» Exercise input

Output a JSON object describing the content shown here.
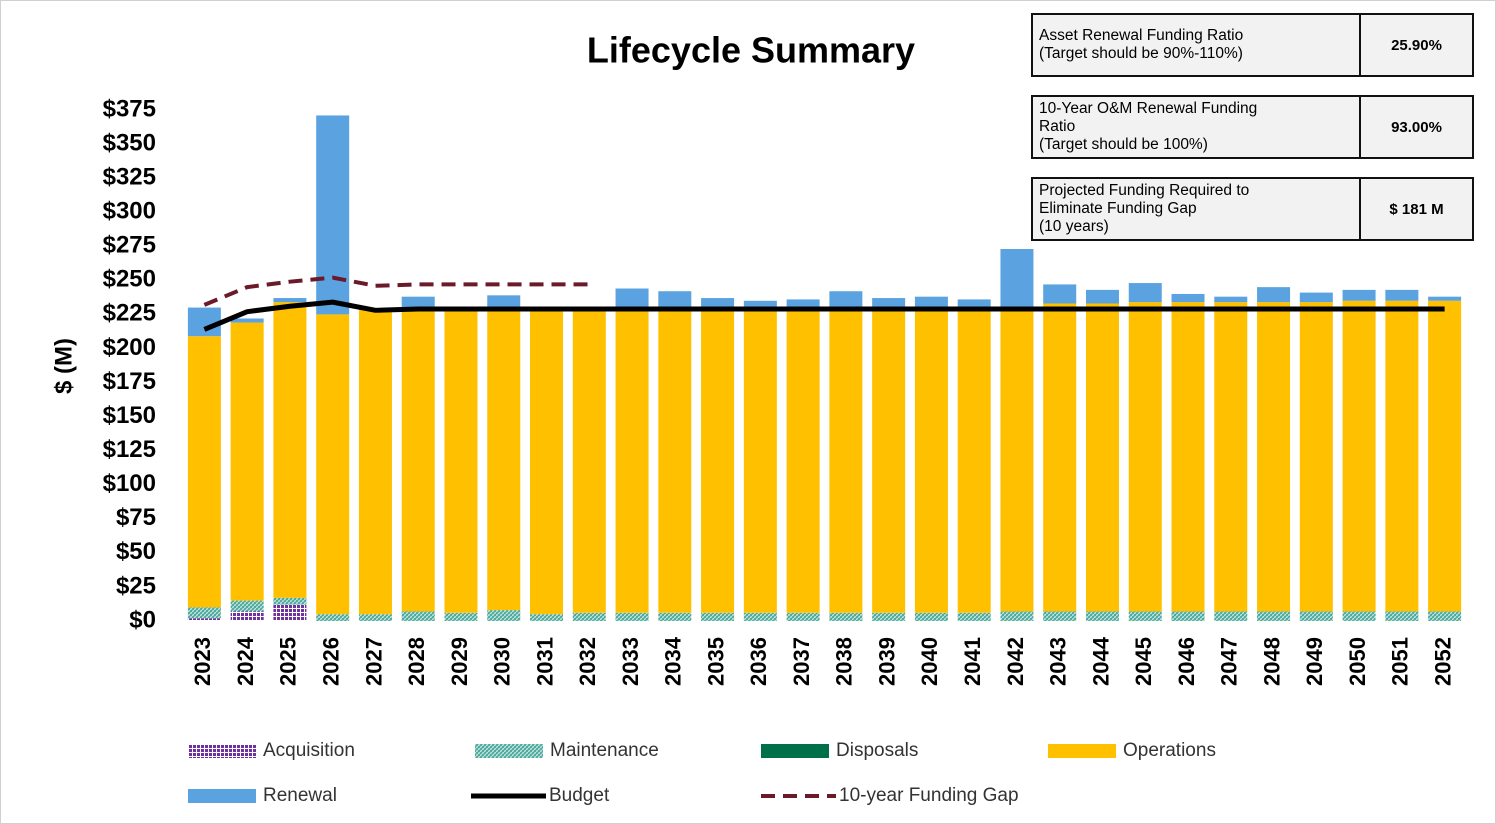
{
  "chart_data": {
    "type": "bar",
    "title": "Lifecycle Summary",
    "y_label": "$ (M)",
    "categories": [
      "2023",
      "2024",
      "2025",
      "2026",
      "2027",
      "2028",
      "2029",
      "2030",
      "2031",
      "2032",
      "2033",
      "2034",
      "2035",
      "2036",
      "2037",
      "2038",
      "2039",
      "2040",
      "2041",
      "2042",
      "2043",
      "2044",
      "2045",
      "2046",
      "2047",
      "2048",
      "2049",
      "2050",
      "2051",
      "2052"
    ],
    "ylim": [
      0,
      375
    ],
    "yticks": [
      {
        "value": 0,
        "label": "$0"
      },
      {
        "value": 25,
        "label": "$25"
      },
      {
        "value": 50,
        "label": "$50"
      },
      {
        "value": 75,
        "label": "$75"
      },
      {
        "value": 100,
        "label": "$100"
      },
      {
        "value": 125,
        "label": "$125"
      },
      {
        "value": 150,
        "label": "$150"
      },
      {
        "value": 175,
        "label": "$175"
      },
      {
        "value": 200,
        "label": "$200"
      },
      {
        "value": 225,
        "label": "$225"
      },
      {
        "value": 250,
        "label": "$250"
      },
      {
        "value": 275,
        "label": "$275"
      },
      {
        "value": 300,
        "label": "$300"
      },
      {
        "value": 325,
        "label": "$325"
      },
      {
        "value": 350,
        "label": "$350"
      },
      {
        "value": 375,
        "label": "$375"
      }
    ],
    "grid": false,
    "series": [
      {
        "name": "Acquisition",
        "color": "#7030a0",
        "pattern": "dots",
        "values": [
          2,
          7,
          12,
          0,
          0,
          0,
          0,
          0,
          0,
          0,
          0,
          0,
          0,
          0,
          0,
          0,
          0,
          0,
          0,
          0,
          0,
          0,
          0,
          0,
          0,
          0,
          0,
          0,
          0,
          0
        ]
      },
      {
        "name": "Maintenance",
        "color": "#4ba89c",
        "pattern": "hatch",
        "values": [
          8,
          8,
          5,
          5,
          5,
          7,
          6,
          8,
          5,
          6,
          6,
          6,
          6,
          6,
          6,
          6,
          6,
          6,
          6,
          7,
          7,
          7,
          7,
          7,
          7,
          7,
          7,
          7,
          7,
          7
        ]
      },
      {
        "name": "Disposals",
        "color": "#00704a",
        "values": [
          0,
          0,
          0,
          0,
          0,
          0,
          0,
          0,
          0,
          0,
          0,
          0,
          0,
          0,
          0,
          0,
          0,
          0,
          0,
          0,
          0,
          0,
          0,
          0,
          0,
          0,
          0,
          0,
          0,
          0
        ]
      },
      {
        "name": "Operations",
        "color": "#ffc000",
        "values": [
          199,
          204,
          217,
          220,
          224,
          223,
          224,
          222,
          225,
          224,
          224,
          224,
          224,
          224,
          224,
          224,
          224,
          224,
          224,
          223,
          226,
          226,
          227,
          227,
          227,
          227,
          227,
          228,
          228,
          228
        ]
      },
      {
        "name": "Renewal",
        "color": "#5ba3e0",
        "values": [
          21,
          3,
          3,
          146,
          0,
          8,
          0,
          9,
          0,
          0,
          14,
          12,
          7,
          5,
          6,
          12,
          7,
          8,
          6,
          43,
          14,
          10,
          14,
          6,
          4,
          11,
          7,
          8,
          8,
          3
        ]
      },
      {
        "name": "Budget",
        "color": "#000000",
        "type": "line",
        "values": [
          214,
          227,
          231,
          234,
          228,
          229,
          229,
          229,
          229,
          229,
          229,
          229,
          229,
          229,
          229,
          229,
          229,
          229,
          229,
          229,
          229,
          229,
          229,
          229,
          229,
          229,
          229,
          229,
          229,
          229
        ]
      },
      {
        "name": "10-year Funding Gap",
        "color": "#6b1a2a",
        "type": "line",
        "dash": true,
        "values": [
          232,
          245,
          249,
          252,
          246,
          247,
          247,
          247,
          247,
          247,
          null,
          null,
          null,
          null,
          null,
          null,
          null,
          null,
          null,
          null,
          null,
          null,
          null,
          null,
          null,
          null,
          null,
          null,
          null,
          null
        ]
      }
    ],
    "info_boxes": [
      {
        "label": "Asset Renewal Funding Ratio\n(Target should be 90%-110%)",
        "value": "25.90%"
      },
      {
        "label": "10-Year O&M Renewal Funding\nRatio\n(Target should be 100%)",
        "value": "93.00%"
      },
      {
        "label": "Projected Funding Required to\nEliminate Funding Gap\n(10 years)",
        "value": "$ 181 M"
      }
    ]
  }
}
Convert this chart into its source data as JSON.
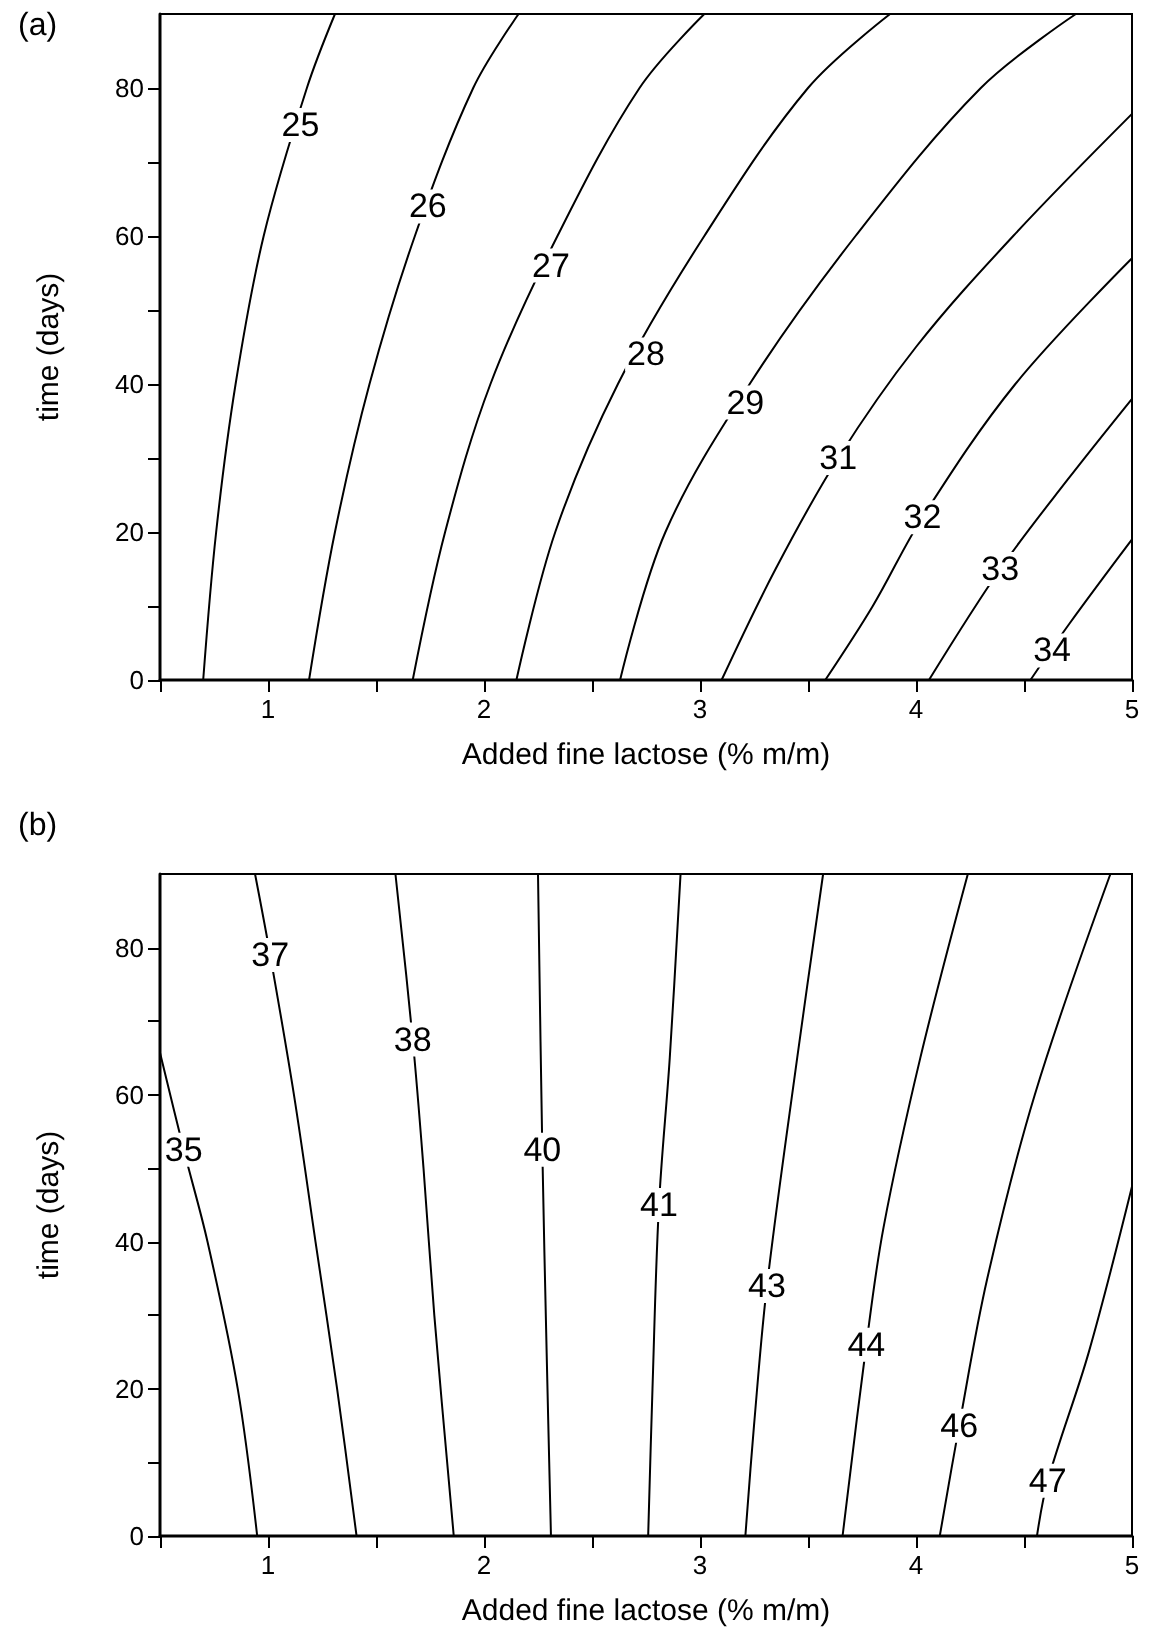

» Written problem
Your task is to repeat the material above exactly, without its pictures.

» Task response
Output a JSON object describing the content shown here.
{
  "chart_data": {
    "type": "bar",
    "title": "Lifecycle Summary",
    "y_label": "$ (M)",
    "categories": [
      "2023",
      "2024",
      "2025",
      "2026",
      "2027",
      "2028",
      "2029",
      "2030",
      "2031",
      "2032",
      "2033",
      "2034",
      "2035",
      "2036",
      "2037",
      "2038",
      "2039",
      "2040",
      "2041",
      "2042",
      "2043",
      "2044",
      "2045",
      "2046",
      "2047",
      "2048",
      "2049",
      "2050",
      "2051",
      "2052"
    ],
    "ylim": [
      0,
      375
    ],
    "yticks": [
      {
        "value": 0,
        "label": "$0"
      },
      {
        "value": 25,
        "label": "$25"
      },
      {
        "value": 50,
        "label": "$50"
      },
      {
        "value": 75,
        "label": "$75"
      },
      {
        "value": 100,
        "label": "$100"
      },
      {
        "value": 125,
        "label": "$125"
      },
      {
        "value": 150,
        "label": "$150"
      },
      {
        "value": 175,
        "label": "$175"
      },
      {
        "value": 200,
        "label": "$200"
      },
      {
        "value": 225,
        "label": "$225"
      },
      {
        "value": 250,
        "label": "$250"
      },
      {
        "value": 275,
        "label": "$275"
      },
      {
        "value": 300,
        "label": "$300"
      },
      {
        "value": 325,
        "label": "$325"
      },
      {
        "value": 350,
        "label": "$350"
      },
      {
        "value": 375,
        "label": "$375"
      }
    ],
    "grid": false,
    "series": [
      {
        "name": "Acquisition",
        "color": "#7030a0",
        "pattern": "dots",
        "values": [
          2,
          7,
          12,
          0,
          0,
          0,
          0,
          0,
          0,
          0,
          0,
          0,
          0,
          0,
          0,
          0,
          0,
          0,
          0,
          0,
          0,
          0,
          0,
          0,
          0,
          0,
          0,
          0,
          0,
          0
        ]
      },
      {
        "name": "Maintenance",
        "color": "#4ba89c",
        "pattern": "hatch",
        "values": [
          8,
          8,
          5,
          5,
          5,
          7,
          6,
          8,
          5,
          6,
          6,
          6,
          6,
          6,
          6,
          6,
          6,
          6,
          6,
          7,
          7,
          7,
          7,
          7,
          7,
          7,
          7,
          7,
          7,
          7
        ]
      },
      {
        "name": "Disposals",
        "color": "#00704a",
        "values": [
          0,
          0,
          0,
          0,
          0,
          0,
          0,
          0,
          0,
          0,
          0,
          0,
          0,
          0,
          0,
          0,
          0,
          0,
          0,
          0,
          0,
          0,
          0,
          0,
          0,
          0,
          0,
          0,
          0,
          0
        ]
      },
      {
        "name": "Operations",
        "color": "#ffc000",
        "values": [
          199,
          204,
          217,
          220,
          224,
          223,
          224,
          222,
          225,
          224,
          224,
          224,
          224,
          224,
          224,
          224,
          224,
          224,
          224,
          223,
          226,
          226,
          227,
          227,
          227,
          227,
          227,
          228,
          228,
          228
        ]
      },
      {
        "name": "Renewal",
        "color": "#5ba3e0",
        "values": [
          21,
          3,
          3,
          146,
          0,
          8,
          0,
          9,
          0,
          0,
          14,
          12,
          7,
          5,
          6,
          12,
          7,
          8,
          6,
          43,
          14,
          10,
          14,
          6,
          4,
          11,
          7,
          8,
          8,
          3
        ]
      },
      {
        "name": "Budget",
        "color": "#000000",
        "type": "line",
        "values": [
          214,
          227,
          231,
          234,
          228,
          229,
          229,
          229,
          229,
          229,
          229,
          229,
          229,
          229,
          229,
          229,
          229,
          229,
          229,
          229,
          229,
          229,
          229,
          229,
          229,
          229,
          229,
          229,
          229,
          229
        ]
      },
      {
        "name": "10-year Funding Gap",
        "color": "#6b1a2a",
        "type": "line",
        "dash": true,
        "values": [
          232,
          245,
          249,
          252,
          246,
          247,
          247,
          247,
          247,
          247,
          null,
          null,
          null,
          null,
          null,
          null,
          null,
          null,
          null,
          null,
          null,
          null,
          null,
          null,
          null,
          null,
          null,
          null,
          null,
          null
        ]
      }
    ],
    "info_boxes": [
      {
        "label": "Asset Renewal Funding Ratio\n(Target should be 90%-110%)",
        "value": "25.90%"
      },
      {
        "label": "10-Year O&M Renewal Funding\nRatio\n(Target should be 100%)",
        "value": "93.00%"
      },
      {
        "label": "Projected Funding Required to\nEliminate Funding Gap\n(10 years)",
        "value": "$ 181 M"
      }
    ]
  }
}
Convert this chart into its source data as JSON.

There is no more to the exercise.